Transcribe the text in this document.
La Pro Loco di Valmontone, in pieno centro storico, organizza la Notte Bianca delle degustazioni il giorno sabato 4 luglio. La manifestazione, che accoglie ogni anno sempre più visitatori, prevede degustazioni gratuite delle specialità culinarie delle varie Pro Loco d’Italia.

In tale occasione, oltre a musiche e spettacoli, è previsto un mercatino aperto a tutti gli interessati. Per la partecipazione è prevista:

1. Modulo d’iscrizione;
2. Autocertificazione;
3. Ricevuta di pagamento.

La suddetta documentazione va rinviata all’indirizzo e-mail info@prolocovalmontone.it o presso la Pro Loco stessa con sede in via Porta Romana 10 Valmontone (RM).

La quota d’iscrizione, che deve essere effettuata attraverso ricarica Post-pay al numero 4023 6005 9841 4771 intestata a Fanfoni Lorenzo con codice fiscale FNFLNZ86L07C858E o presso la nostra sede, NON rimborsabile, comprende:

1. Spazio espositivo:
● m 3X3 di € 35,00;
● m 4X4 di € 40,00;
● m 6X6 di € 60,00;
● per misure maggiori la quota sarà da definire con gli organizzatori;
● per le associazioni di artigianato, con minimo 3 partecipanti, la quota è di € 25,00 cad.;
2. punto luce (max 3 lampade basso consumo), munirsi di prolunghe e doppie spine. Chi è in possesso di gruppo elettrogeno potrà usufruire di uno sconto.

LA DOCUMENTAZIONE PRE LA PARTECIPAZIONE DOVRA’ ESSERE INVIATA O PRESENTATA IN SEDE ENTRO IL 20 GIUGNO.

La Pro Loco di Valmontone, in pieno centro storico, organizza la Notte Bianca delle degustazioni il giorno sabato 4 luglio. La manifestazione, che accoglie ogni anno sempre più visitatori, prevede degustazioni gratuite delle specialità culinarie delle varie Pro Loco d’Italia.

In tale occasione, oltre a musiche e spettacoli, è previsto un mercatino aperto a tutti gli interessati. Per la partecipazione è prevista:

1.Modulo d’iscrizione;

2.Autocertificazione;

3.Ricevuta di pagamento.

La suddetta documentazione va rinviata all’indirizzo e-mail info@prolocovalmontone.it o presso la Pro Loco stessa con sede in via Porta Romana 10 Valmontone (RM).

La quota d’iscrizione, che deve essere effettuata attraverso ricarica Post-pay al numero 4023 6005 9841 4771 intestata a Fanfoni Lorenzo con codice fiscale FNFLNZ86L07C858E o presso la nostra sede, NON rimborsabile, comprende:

Stated exercise: Please reproduce the entire listing, exactly as shown.

Response:
Transcribe the text in this document.
La Pro Loco di Valmontone, in pieno centro storico, organizza la Notte Bianca delle degustazioni il giorno sabato 4 luglio. La manifestazione, che accoglie ogni anno sempre più visitatori, prevede degustazioni gratuite delle specialità culinarie delle varie Pro Loco d’Italia.

In tale occasione, oltre a musiche e spettacoli, è previsto un mercatino aperto a tutti gli interessati. Per la partecipazione è prevista:

1. Modulo d’iscrizione;
2. Autocertificazione;
3. Ricevuta di pagamento.

La suddetta documentazione va rinviata all’indirizzo e-mail info@prolocovalmontone.it o presso la Pro Loco stessa con sede in via Porta Romana 10 Valmontone (RM).

La quota d’iscrizione, che deve essere effettuata attraverso ricarica Post-pay al numero 4023 6005 9841 4771 intestata a Fanfoni Lorenzo con codice fiscale FNFLNZ86L07C858E o presso la nostra sede, NON rimborsabile, comprende:

1. Spazio espositivo:
● m 3X3 di € 35,00;
● m 4X4 di € 40,00;
● m 6X6 di € 60,00;
● per misure maggiori la quota sarà da definire con gli organizzatori;
● per le associazioni di artigianato, con minimo 3 partecipanti, la quota è di € 25,00 cad.;
2. punto luce (max 3 lampade basso consumo), munirsi di prolunghe e doppie spine. Chi è in possesso di gruppo elettrogeno potrà usufruire di uno sconto.

LA DOCUMENTAZIONE PRE LA PARTECIPAZIONE DOVRA’ ESSERE INVIATA O PRESENTATA IN SEDE ENTRO IL 20 GIUGNO.

La Pro Loco di Valmontone, in pieno centro storico, organizza la Notte Bianca delle degustazioni il giorno sabato 4 luglio. La manifestazione, che accoglie ogni anno sempre più visitatori, prevede degustazioni gratuite delle specialità culinarie delle varie Pro Loco d’Italia.

In tale occasione, oltre a musiche e spettacoli, è previsto un mercatino aperto a tutti gli interessati. Per la partecipazione è prevista:

1.Modulo d’iscrizione;

2.Autocertificazione;

3.Ricevuta di pagamento.

La suddetta documentazione va rinviata all’indirizzo e-mail info@prolocovalmontone.it o presso la Pro Loco stessa con sede in via Porta Romana 10 Valmontone (RM).

La quota d’iscrizione, che deve essere effettuata attraverso ricarica Post-pay al numero 4023 6005 9841 4771 intestata a Fanfoni Lorenzo con codice fiscale FNFLNZ86L07C858E o presso la nostra sede, NON rimborsabile, comprende:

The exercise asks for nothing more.